### Your instructions
Single out the lines of the material that contain "title" and copy them.

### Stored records
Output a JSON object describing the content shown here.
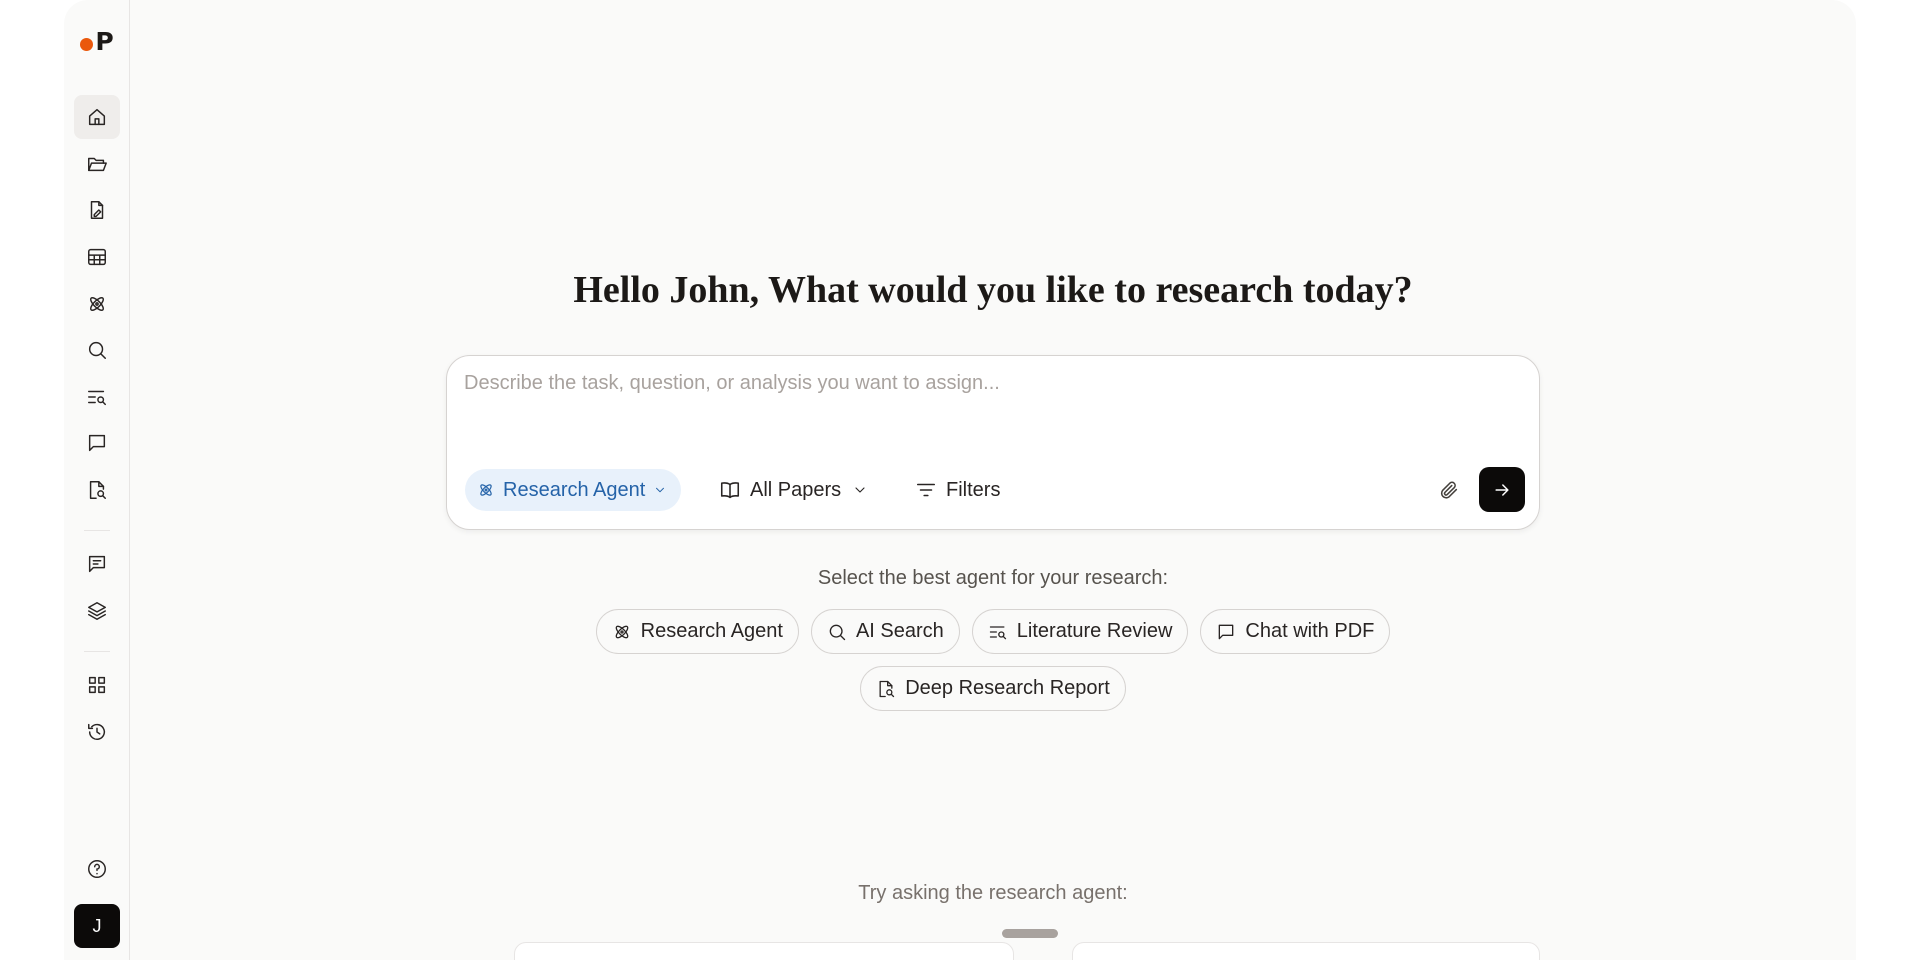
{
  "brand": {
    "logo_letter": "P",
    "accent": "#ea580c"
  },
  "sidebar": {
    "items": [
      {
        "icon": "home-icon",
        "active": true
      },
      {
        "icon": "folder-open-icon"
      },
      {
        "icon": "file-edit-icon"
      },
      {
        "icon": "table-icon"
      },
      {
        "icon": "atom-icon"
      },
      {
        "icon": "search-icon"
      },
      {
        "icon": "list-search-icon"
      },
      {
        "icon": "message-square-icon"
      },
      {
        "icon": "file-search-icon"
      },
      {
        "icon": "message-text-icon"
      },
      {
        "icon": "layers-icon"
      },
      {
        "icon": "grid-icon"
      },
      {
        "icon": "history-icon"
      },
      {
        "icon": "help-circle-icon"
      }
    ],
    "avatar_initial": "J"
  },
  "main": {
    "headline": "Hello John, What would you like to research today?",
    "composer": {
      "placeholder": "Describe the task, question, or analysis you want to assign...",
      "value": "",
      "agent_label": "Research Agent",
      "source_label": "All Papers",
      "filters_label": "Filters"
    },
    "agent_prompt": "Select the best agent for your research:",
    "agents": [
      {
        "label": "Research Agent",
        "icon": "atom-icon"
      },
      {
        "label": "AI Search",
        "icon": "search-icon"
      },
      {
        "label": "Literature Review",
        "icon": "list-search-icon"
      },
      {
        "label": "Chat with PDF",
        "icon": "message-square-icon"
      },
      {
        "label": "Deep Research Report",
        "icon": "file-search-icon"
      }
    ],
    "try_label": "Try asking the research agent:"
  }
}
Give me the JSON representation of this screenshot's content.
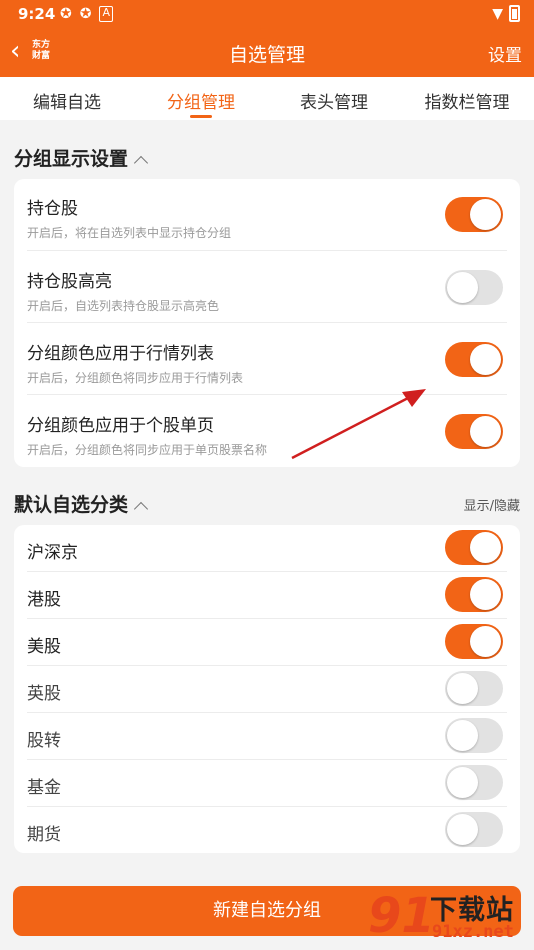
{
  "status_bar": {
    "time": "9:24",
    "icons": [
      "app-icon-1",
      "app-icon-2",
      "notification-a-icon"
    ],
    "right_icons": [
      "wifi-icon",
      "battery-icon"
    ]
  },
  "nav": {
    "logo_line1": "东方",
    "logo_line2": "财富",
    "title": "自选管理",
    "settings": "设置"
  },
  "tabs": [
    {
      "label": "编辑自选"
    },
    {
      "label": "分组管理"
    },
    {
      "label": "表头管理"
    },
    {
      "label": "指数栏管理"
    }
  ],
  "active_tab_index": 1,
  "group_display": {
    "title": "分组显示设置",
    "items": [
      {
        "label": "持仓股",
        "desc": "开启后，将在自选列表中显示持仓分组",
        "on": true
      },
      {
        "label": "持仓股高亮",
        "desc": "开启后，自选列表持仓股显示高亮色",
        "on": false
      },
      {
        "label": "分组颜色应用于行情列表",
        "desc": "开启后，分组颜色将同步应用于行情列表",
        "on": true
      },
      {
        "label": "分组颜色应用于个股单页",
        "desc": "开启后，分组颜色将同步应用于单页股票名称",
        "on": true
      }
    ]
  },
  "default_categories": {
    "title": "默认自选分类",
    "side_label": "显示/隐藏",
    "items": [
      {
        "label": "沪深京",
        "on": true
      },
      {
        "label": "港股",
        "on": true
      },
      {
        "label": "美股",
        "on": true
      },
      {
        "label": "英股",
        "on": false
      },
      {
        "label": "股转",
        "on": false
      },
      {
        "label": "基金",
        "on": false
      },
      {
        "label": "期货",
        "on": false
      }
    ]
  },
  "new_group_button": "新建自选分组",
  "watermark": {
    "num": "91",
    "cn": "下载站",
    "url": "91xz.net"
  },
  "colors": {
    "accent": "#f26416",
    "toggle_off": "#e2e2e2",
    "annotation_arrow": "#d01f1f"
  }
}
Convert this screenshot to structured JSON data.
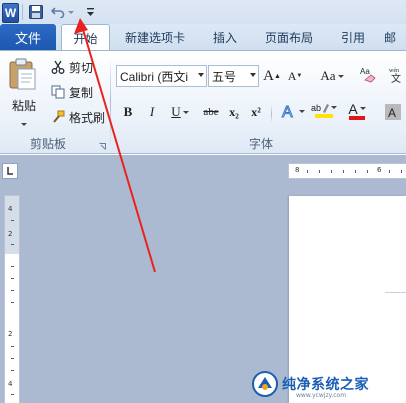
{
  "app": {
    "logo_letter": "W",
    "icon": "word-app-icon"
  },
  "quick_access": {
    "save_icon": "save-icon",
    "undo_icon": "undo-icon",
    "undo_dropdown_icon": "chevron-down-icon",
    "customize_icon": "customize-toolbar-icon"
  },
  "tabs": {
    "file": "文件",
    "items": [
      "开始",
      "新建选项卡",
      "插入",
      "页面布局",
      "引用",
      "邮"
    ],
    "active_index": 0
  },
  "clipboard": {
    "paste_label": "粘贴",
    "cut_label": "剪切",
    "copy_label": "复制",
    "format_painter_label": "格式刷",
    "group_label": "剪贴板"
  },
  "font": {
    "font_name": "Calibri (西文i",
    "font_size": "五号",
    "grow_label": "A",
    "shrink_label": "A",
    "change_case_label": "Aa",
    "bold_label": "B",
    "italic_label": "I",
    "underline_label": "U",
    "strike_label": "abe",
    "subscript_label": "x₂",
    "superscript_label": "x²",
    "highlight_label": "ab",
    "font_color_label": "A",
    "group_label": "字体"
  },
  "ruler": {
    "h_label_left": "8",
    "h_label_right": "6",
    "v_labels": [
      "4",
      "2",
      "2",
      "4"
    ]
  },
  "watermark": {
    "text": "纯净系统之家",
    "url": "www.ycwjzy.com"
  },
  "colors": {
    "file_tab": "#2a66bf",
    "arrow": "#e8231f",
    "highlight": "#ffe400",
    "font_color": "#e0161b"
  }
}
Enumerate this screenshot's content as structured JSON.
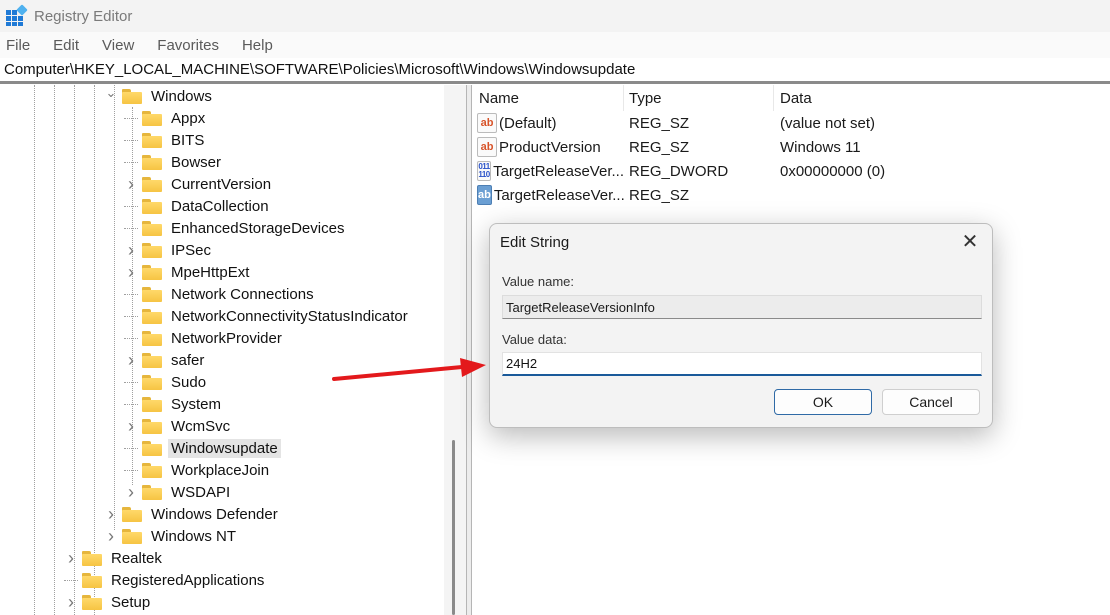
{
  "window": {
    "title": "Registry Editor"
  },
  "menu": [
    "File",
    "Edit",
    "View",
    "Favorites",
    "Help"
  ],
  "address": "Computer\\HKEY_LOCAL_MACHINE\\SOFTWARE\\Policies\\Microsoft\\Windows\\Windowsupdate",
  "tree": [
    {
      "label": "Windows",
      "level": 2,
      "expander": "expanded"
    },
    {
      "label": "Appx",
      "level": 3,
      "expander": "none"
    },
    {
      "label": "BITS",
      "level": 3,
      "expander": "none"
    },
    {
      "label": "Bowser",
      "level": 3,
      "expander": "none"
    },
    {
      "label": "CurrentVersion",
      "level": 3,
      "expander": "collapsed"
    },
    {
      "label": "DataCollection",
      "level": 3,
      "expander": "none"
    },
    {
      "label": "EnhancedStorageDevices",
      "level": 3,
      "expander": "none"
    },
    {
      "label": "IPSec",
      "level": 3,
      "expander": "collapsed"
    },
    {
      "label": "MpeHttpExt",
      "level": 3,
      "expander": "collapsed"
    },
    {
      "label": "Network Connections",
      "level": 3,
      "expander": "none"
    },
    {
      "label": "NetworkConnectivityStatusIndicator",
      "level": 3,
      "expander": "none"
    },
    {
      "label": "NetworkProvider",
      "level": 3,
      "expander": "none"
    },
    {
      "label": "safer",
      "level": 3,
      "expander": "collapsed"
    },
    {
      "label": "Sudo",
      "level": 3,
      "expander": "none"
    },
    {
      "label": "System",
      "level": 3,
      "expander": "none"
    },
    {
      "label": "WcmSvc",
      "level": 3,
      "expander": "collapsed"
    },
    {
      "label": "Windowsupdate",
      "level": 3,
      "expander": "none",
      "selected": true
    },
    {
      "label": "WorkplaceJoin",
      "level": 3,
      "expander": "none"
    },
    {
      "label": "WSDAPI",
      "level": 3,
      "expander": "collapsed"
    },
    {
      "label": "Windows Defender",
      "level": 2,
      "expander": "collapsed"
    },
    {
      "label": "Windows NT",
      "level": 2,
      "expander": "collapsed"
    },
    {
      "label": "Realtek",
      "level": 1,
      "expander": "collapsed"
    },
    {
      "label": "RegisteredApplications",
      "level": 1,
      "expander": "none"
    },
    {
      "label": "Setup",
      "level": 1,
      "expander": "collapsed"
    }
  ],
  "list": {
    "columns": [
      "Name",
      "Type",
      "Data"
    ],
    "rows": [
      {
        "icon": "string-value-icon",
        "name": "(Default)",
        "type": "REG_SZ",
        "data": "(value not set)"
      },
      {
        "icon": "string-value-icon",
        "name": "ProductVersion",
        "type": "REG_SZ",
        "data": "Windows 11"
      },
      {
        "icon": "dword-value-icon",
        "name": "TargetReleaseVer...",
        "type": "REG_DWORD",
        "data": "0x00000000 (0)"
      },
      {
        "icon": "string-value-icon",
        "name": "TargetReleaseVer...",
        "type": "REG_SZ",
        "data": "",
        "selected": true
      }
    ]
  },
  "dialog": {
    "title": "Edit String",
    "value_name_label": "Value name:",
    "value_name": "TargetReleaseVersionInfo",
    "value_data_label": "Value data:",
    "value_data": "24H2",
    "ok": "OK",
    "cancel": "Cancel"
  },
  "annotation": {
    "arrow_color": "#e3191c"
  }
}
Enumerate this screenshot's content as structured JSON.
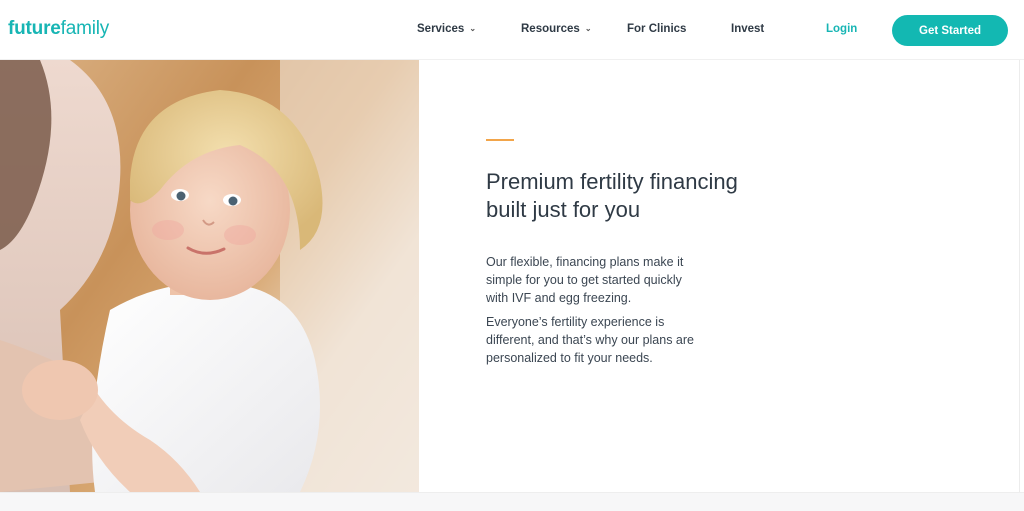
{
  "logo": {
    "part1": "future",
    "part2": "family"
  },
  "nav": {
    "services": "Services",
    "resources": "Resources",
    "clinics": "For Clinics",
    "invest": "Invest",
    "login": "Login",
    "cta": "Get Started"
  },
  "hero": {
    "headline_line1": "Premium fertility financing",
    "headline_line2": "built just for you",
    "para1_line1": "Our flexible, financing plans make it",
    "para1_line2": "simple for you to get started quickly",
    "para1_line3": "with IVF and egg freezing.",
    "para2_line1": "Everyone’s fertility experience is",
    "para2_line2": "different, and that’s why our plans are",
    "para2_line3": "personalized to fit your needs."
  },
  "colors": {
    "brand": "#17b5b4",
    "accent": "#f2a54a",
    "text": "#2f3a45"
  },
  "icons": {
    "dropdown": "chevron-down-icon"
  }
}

### Output for this exercise
    "title": "自选管理",
    "title": "分组显示设置",
    "title": "默认自选分类",
    "title": "Registry Editor"
    "title": "Edit String",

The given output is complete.